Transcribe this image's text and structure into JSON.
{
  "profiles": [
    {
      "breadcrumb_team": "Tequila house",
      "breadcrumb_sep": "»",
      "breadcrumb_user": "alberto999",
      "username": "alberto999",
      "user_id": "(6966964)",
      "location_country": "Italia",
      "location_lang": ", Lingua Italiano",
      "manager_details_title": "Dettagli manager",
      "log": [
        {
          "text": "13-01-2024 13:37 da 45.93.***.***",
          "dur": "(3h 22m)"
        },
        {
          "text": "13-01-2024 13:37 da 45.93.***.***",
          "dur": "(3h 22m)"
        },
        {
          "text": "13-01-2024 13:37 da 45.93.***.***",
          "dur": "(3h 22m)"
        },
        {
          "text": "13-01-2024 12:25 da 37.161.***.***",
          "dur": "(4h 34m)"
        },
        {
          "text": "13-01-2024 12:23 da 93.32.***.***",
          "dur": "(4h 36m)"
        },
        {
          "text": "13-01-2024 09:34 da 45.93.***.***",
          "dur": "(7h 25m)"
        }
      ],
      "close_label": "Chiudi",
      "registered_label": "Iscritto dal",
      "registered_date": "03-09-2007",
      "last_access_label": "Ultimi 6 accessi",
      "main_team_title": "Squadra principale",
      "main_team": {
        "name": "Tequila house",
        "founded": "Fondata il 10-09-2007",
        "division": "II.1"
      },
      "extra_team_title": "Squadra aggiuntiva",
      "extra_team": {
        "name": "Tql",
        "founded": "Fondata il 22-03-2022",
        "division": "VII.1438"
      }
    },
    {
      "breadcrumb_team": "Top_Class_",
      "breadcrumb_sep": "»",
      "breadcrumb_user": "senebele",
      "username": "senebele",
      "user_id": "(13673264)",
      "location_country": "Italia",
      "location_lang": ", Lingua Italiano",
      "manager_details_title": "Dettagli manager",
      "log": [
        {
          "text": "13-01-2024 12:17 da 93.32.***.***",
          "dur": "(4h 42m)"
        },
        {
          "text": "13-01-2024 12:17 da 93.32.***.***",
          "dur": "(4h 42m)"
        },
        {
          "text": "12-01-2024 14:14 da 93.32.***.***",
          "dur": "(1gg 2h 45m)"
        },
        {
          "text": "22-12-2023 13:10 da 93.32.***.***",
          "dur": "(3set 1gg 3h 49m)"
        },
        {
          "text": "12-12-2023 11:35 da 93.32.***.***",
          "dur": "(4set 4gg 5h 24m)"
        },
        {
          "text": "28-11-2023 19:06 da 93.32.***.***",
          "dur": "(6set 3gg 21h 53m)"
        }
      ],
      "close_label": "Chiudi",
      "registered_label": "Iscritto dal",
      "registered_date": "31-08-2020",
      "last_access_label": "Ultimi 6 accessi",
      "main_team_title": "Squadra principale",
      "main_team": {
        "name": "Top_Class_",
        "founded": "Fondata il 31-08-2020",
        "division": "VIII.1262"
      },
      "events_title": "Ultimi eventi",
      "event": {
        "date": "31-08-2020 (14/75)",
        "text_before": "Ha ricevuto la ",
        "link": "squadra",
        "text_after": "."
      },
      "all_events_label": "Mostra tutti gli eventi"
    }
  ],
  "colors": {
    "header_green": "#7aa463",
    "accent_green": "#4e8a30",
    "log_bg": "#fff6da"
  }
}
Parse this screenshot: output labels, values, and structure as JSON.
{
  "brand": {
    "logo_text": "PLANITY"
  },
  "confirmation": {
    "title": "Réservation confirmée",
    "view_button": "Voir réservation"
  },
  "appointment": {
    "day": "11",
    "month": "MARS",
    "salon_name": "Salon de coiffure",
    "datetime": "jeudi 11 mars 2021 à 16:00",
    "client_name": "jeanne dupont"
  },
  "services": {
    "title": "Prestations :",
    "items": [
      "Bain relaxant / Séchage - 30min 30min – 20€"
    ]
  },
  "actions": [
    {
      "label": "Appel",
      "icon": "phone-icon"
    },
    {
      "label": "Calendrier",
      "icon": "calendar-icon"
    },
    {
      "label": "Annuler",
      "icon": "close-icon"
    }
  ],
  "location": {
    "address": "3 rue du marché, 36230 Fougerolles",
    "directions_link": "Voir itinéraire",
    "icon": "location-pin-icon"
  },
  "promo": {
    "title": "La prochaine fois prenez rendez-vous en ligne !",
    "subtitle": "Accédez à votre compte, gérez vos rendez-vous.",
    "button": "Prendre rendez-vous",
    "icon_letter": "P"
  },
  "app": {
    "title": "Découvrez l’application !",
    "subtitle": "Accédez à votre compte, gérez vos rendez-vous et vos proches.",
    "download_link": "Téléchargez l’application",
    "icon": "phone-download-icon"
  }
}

------------------------------------------------------------------------

Written problem
Search the entries for "this" and copy out each line that has it.

Finished exercise
Transcribe this image's text and structure into JSON.
Parse this screenshot: output labels, values, and structure as JSON.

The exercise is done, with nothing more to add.